• _EXERCISE INSTRUCTIONS_
Return the entries below verbatim. Pictures stay out.

== MATERIAL FOR THIS EXERCISE

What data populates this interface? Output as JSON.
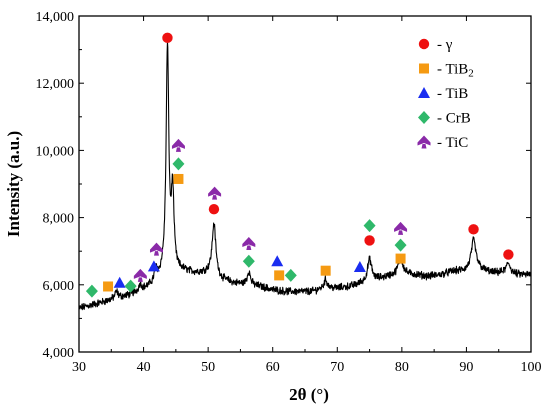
{
  "chart_data": {
    "type": "line",
    "xlabel": "2θ (°)",
    "ylabel": "Intensity (a.u.)",
    "xlim": [
      30,
      100
    ],
    "ylim": [
      4000,
      14000
    ],
    "xticks": [
      30,
      40,
      50,
      60,
      70,
      80,
      90,
      100
    ],
    "yticks": [
      4000,
      6000,
      8000,
      10000,
      12000,
      14000
    ],
    "ytick_labels": [
      "4,000",
      "6,000",
      "8,000",
      "10,000",
      "12,000",
      "14,000"
    ],
    "grid": false,
    "legend_position": "top-right",
    "line_color": "#000000",
    "baseline": [
      [
        30,
        5300
      ],
      [
        32,
        5400
      ],
      [
        34,
        5500
      ],
      [
        36,
        5600
      ],
      [
        38,
        5700
      ],
      [
        40,
        5850
      ],
      [
        42,
        6050
      ],
      [
        43,
        6300
      ],
      [
        46,
        6400
      ],
      [
        48,
        6350
      ],
      [
        50,
        6350
      ],
      [
        52,
        6150
      ],
      [
        54,
        6050
      ],
      [
        56,
        6000
      ],
      [
        58,
        5950
      ],
      [
        60,
        5850
      ],
      [
        62,
        5800
      ],
      [
        64,
        5800
      ],
      [
        66,
        5800
      ],
      [
        68,
        5900
      ],
      [
        70,
        5900
      ],
      [
        72,
        5950
      ],
      [
        74,
        6050
      ],
      [
        76,
        6150
      ],
      [
        78,
        6250
      ],
      [
        80,
        6300
      ],
      [
        82,
        6300
      ],
      [
        84,
        6250
      ],
      [
        86,
        6300
      ],
      [
        88,
        6400
      ],
      [
        90,
        6400
      ],
      [
        92,
        6450
      ],
      [
        94,
        6350
      ],
      [
        96,
        6350
      ],
      [
        98,
        6300
      ],
      [
        100,
        6300
      ]
    ],
    "peaks": [
      {
        "x": 43.7,
        "height": 6700,
        "width": 0.25
      },
      {
        "x": 44.5,
        "height": 2300,
        "width": 0.25
      },
      {
        "x": 50.9,
        "height": 1550,
        "width": 0.35
      },
      {
        "x": 56.3,
        "height": 400,
        "width": 0.3
      },
      {
        "x": 68.2,
        "height": 250,
        "width": 0.3
      },
      {
        "x": 75.0,
        "height": 650,
        "width": 0.4
      },
      {
        "x": 79.8,
        "height": 500,
        "width": 0.45
      },
      {
        "x": 91.1,
        "height": 900,
        "width": 0.45
      },
      {
        "x": 96.5,
        "height": 300,
        "width": 0.4
      },
      {
        "x": 35.8,
        "height": 200,
        "width": 0.3
      },
      {
        "x": 39.5,
        "height": 200,
        "width": 0.3
      },
      {
        "x": 41.9,
        "height": 350,
        "width": 0.3
      }
    ],
    "legend": [
      {
        "label": "- γ",
        "marker": "circle",
        "color": "#ee1111"
      },
      {
        "label": "- TiB2",
        "marker": "square",
        "color": "#f59a12"
      },
      {
        "label": "- TiB",
        "marker": "triangle",
        "color": "#1a2df0"
      },
      {
        "label": "- CrB",
        "marker": "diamond",
        "color": "#2fb86a"
      },
      {
        "label": "- TiC",
        "marker": "spade",
        "color": "#8a2aa8"
      }
    ],
    "markers": [
      {
        "phase": "γ",
        "x": 43.7,
        "y": 13350
      },
      {
        "phase": "γ",
        "x": 50.9,
        "y": 8250
      },
      {
        "phase": "γ",
        "x": 75.0,
        "y": 7320
      },
      {
        "phase": "γ",
        "x": 91.1,
        "y": 7650
      },
      {
        "phase": "γ",
        "x": 96.5,
        "y": 6900
      },
      {
        "phase": "TiB2",
        "x": 34.5,
        "y": 5950
      },
      {
        "phase": "TiB2",
        "x": 45.4,
        "y": 9150
      },
      {
        "phase": "TiB2",
        "x": 61.0,
        "y": 6280
      },
      {
        "phase": "TiB2",
        "x": 68.2,
        "y": 6420
      },
      {
        "phase": "TiB2",
        "x": 79.8,
        "y": 6780
      },
      {
        "phase": "TiB",
        "x": 36.3,
        "y": 6060
      },
      {
        "phase": "TiB",
        "x": 41.6,
        "y": 6550
      },
      {
        "phase": "TiB",
        "x": 60.7,
        "y": 6700
      },
      {
        "phase": "TiB",
        "x": 73.5,
        "y": 6530
      },
      {
        "phase": "CrB",
        "x": 32.0,
        "y": 5810
      },
      {
        "phase": "CrB",
        "x": 38.0,
        "y": 5960
      },
      {
        "phase": "CrB",
        "x": 45.4,
        "y": 9600
      },
      {
        "phase": "CrB",
        "x": 56.3,
        "y": 6700
      },
      {
        "phase": "CrB",
        "x": 62.8,
        "y": 6280
      },
      {
        "phase": "CrB",
        "x": 75.0,
        "y": 7760
      },
      {
        "phase": "CrB",
        "x": 79.8,
        "y": 7180
      },
      {
        "phase": "TiC",
        "x": 39.5,
        "y": 6280
      },
      {
        "phase": "TiC",
        "x": 42.0,
        "y": 7060
      },
      {
        "phase": "TiC",
        "x": 45.4,
        "y": 10150
      },
      {
        "phase": "TiC",
        "x": 51.0,
        "y": 8730
      },
      {
        "phase": "TiC",
        "x": 56.3,
        "y": 7230
      },
      {
        "phase": "TiC",
        "x": 79.8,
        "y": 7680
      }
    ]
  }
}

====

• _RESULT_
What data populates this interface? Output as JSON.
{
  "chart_data": {
    "type": "line",
    "xlabel": "2θ (°)",
    "ylabel": "Intensity (a.u.)",
    "xlim": [
      30,
      100
    ],
    "ylim": [
      4000,
      14000
    ],
    "xticks": [
      30,
      40,
      50,
      60,
      70,
      80,
      90,
      100
    ],
    "yticks": [
      4000,
      6000,
      8000,
      10000,
      12000,
      14000
    ],
    "ytick_labels": [
      "4,000",
      "6,000",
      "8,000",
      "10,000",
      "12,000",
      "14,000"
    ],
    "grid": false,
    "legend_position": "top-right",
    "line_color": "#000000",
    "baseline": [
      [
        30,
        5300
      ],
      [
        32,
        5400
      ],
      [
        34,
        5500
      ],
      [
        36,
        5600
      ],
      [
        38,
        5700
      ],
      [
        40,
        5850
      ],
      [
        42,
        6050
      ],
      [
        43,
        6300
      ],
      [
        46,
        6400
      ],
      [
        48,
        6350
      ],
      [
        50,
        6350
      ],
      [
        52,
        6150
      ],
      [
        54,
        6050
      ],
      [
        56,
        6000
      ],
      [
        58,
        5950
      ],
      [
        60,
        5850
      ],
      [
        62,
        5800
      ],
      [
        64,
        5800
      ],
      [
        66,
        5800
      ],
      [
        68,
        5900
      ],
      [
        70,
        5900
      ],
      [
        72,
        5950
      ],
      [
        74,
        6050
      ],
      [
        76,
        6150
      ],
      [
        78,
        6250
      ],
      [
        80,
        6300
      ],
      [
        82,
        6300
      ],
      [
        84,
        6250
      ],
      [
        86,
        6300
      ],
      [
        88,
        6400
      ],
      [
        90,
        6400
      ],
      [
        92,
        6450
      ],
      [
        94,
        6350
      ],
      [
        96,
        6350
      ],
      [
        98,
        6300
      ],
      [
        100,
        6300
      ]
    ],
    "peaks": [
      {
        "x": 43.7,
        "height": 6700,
        "width": 0.25
      },
      {
        "x": 44.5,
        "height": 2300,
        "width": 0.25
      },
      {
        "x": 50.9,
        "height": 1550,
        "width": 0.35
      },
      {
        "x": 56.3,
        "height": 400,
        "width": 0.3
      },
      {
        "x": 68.2,
        "height": 250,
        "width": 0.3
      },
      {
        "x": 75.0,
        "height": 650,
        "width": 0.4
      },
      {
        "x": 79.8,
        "height": 500,
        "width": 0.45
      },
      {
        "x": 91.1,
        "height": 900,
        "width": 0.45
      },
      {
        "x": 96.5,
        "height": 300,
        "width": 0.4
      },
      {
        "x": 35.8,
        "height": 200,
        "width": 0.3
      },
      {
        "x": 39.5,
        "height": 200,
        "width": 0.3
      },
      {
        "x": 41.9,
        "height": 350,
        "width": 0.3
      }
    ],
    "legend": [
      {
        "label": "- γ",
        "marker": "circle",
        "color": "#ee1111"
      },
      {
        "label": "- TiB2",
        "marker": "square",
        "color": "#f59a12"
      },
      {
        "label": "- TiB",
        "marker": "triangle",
        "color": "#1a2df0"
      },
      {
        "label": "- CrB",
        "marker": "diamond",
        "color": "#2fb86a"
      },
      {
        "label": "- TiC",
        "marker": "spade",
        "color": "#8a2aa8"
      }
    ],
    "markers": [
      {
        "phase": "γ",
        "x": 43.7,
        "y": 13350
      },
      {
        "phase": "γ",
        "x": 50.9,
        "y": 8250
      },
      {
        "phase": "γ",
        "x": 75.0,
        "y": 7320
      },
      {
        "phase": "γ",
        "x": 91.1,
        "y": 7650
      },
      {
        "phase": "γ",
        "x": 96.5,
        "y": 6900
      },
      {
        "phase": "TiB2",
        "x": 34.5,
        "y": 5950
      },
      {
        "phase": "TiB2",
        "x": 45.4,
        "y": 9150
      },
      {
        "phase": "TiB2",
        "x": 61.0,
        "y": 6280
      },
      {
        "phase": "TiB2",
        "x": 68.2,
        "y": 6420
      },
      {
        "phase": "TiB2",
        "x": 79.8,
        "y": 6780
      },
      {
        "phase": "TiB",
        "x": 36.3,
        "y": 6060
      },
      {
        "phase": "TiB",
        "x": 41.6,
        "y": 6550
      },
      {
        "phase": "TiB",
        "x": 60.7,
        "y": 6700
      },
      {
        "phase": "TiB",
        "x": 73.5,
        "y": 6530
      },
      {
        "phase": "CrB",
        "x": 32.0,
        "y": 5810
      },
      {
        "phase": "CrB",
        "x": 38.0,
        "y": 5960
      },
      {
        "phase": "CrB",
        "x": 45.4,
        "y": 9600
      },
      {
        "phase": "CrB",
        "x": 56.3,
        "y": 6700
      },
      {
        "phase": "CrB",
        "x": 62.8,
        "y": 6280
      },
      {
        "phase": "CrB",
        "x": 75.0,
        "y": 7760
      },
      {
        "phase": "CrB",
        "x": 79.8,
        "y": 7180
      },
      {
        "phase": "TiC",
        "x": 39.5,
        "y": 6280
      },
      {
        "phase": "TiC",
        "x": 42.0,
        "y": 7060
      },
      {
        "phase": "TiC",
        "x": 45.4,
        "y": 10150
      },
      {
        "phase": "TiC",
        "x": 51.0,
        "y": 8730
      },
      {
        "phase": "TiC",
        "x": 56.3,
        "y": 7230
      },
      {
        "phase": "TiC",
        "x": 79.8,
        "y": 7680
      }
    ]
  }
}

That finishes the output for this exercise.